(Dataset excerpt)
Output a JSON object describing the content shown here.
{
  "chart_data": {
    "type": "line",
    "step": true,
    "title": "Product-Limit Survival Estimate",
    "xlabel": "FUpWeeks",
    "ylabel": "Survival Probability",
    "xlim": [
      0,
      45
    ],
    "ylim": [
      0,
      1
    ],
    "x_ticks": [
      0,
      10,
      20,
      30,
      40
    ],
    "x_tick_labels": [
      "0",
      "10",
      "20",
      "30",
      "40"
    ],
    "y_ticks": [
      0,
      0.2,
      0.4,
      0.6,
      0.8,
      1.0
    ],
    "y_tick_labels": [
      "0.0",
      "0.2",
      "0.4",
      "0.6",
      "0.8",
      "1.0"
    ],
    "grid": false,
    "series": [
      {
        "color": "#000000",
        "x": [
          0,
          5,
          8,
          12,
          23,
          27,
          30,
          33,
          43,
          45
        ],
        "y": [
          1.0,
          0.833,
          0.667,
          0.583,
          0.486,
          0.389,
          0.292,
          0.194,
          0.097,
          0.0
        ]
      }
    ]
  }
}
==
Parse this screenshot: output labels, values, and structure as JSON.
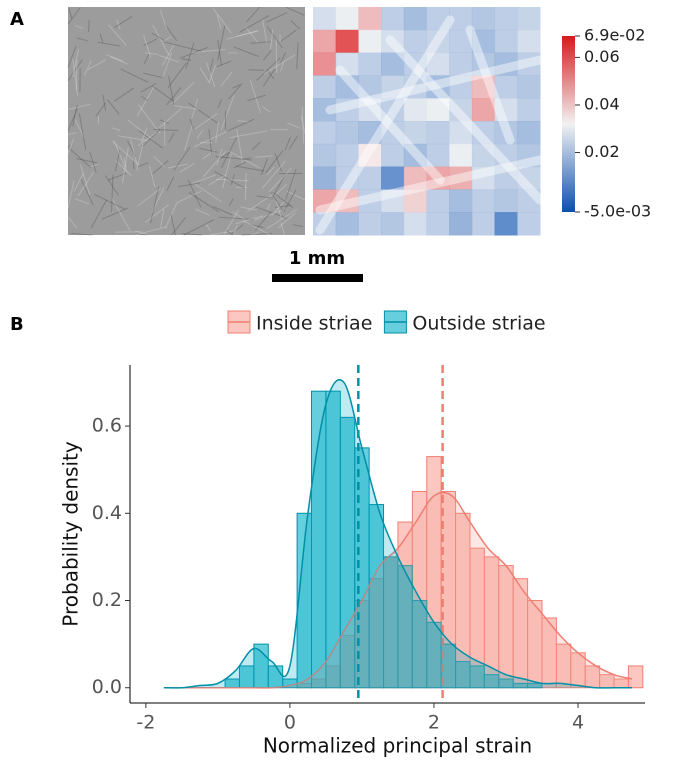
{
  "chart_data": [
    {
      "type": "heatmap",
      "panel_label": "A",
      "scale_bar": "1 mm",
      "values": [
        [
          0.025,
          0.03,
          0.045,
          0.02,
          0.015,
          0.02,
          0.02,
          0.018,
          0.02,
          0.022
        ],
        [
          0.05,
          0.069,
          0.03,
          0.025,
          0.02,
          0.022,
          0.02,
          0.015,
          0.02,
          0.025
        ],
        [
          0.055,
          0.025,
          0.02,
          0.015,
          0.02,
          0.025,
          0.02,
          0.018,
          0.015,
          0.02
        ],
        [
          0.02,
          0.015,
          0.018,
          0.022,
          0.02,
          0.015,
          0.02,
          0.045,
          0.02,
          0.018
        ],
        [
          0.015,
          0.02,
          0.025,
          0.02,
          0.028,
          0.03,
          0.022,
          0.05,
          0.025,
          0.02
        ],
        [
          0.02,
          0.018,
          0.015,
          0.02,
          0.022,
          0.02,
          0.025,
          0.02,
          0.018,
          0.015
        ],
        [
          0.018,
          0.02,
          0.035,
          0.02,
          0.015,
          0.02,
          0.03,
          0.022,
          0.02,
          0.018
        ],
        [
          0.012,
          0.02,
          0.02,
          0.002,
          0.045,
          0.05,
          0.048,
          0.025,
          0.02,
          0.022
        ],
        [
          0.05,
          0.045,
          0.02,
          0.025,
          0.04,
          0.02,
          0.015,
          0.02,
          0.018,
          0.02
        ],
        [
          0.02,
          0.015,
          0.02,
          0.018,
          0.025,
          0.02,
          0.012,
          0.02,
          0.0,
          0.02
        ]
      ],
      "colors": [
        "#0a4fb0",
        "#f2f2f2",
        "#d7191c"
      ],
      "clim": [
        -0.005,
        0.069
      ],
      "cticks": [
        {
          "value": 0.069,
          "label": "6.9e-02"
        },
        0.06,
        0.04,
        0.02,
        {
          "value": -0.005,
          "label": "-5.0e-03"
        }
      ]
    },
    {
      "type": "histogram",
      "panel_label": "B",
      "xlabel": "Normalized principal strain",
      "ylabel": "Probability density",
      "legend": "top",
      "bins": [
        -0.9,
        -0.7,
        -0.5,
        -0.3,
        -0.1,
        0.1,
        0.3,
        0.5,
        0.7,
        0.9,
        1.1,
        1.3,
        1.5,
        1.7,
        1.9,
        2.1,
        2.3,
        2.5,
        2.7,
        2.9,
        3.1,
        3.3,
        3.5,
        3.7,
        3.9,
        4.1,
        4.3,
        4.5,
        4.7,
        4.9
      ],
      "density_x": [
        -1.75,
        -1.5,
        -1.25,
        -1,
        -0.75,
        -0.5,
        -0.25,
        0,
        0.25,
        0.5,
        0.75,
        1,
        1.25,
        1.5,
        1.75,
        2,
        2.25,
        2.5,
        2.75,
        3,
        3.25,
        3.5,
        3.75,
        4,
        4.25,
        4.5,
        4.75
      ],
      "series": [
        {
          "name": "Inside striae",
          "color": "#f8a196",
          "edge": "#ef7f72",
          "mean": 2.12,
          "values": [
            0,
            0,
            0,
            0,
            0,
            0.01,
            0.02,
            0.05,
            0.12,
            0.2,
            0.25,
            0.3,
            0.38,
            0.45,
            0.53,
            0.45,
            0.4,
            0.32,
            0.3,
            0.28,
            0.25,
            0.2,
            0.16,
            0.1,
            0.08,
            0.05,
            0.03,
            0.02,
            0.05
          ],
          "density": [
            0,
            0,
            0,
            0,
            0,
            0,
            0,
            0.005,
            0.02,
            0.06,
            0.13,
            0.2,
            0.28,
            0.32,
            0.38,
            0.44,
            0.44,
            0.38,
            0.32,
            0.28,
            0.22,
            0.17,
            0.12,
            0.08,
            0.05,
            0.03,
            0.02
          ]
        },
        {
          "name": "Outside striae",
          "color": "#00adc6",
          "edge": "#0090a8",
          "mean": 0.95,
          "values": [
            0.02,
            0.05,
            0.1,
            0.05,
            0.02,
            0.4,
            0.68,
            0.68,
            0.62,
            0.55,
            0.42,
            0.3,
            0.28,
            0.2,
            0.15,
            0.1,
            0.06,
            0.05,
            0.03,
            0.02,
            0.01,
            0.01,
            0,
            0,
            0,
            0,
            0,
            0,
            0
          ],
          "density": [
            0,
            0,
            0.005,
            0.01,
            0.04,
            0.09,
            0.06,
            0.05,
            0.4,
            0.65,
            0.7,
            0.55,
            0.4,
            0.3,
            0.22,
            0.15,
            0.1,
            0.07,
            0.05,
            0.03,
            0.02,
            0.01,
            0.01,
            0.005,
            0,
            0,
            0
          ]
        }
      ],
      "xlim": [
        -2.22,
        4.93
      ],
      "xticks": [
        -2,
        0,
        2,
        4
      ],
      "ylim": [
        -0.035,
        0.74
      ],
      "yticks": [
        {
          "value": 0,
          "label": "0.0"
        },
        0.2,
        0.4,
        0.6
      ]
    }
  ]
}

## PROBLEM REQUIREMENTS
From the listing above, collect every line that mentions the word "striae".

## WORKED ANSWER
          "name": "Inside striae",
          "name": "Outside striae",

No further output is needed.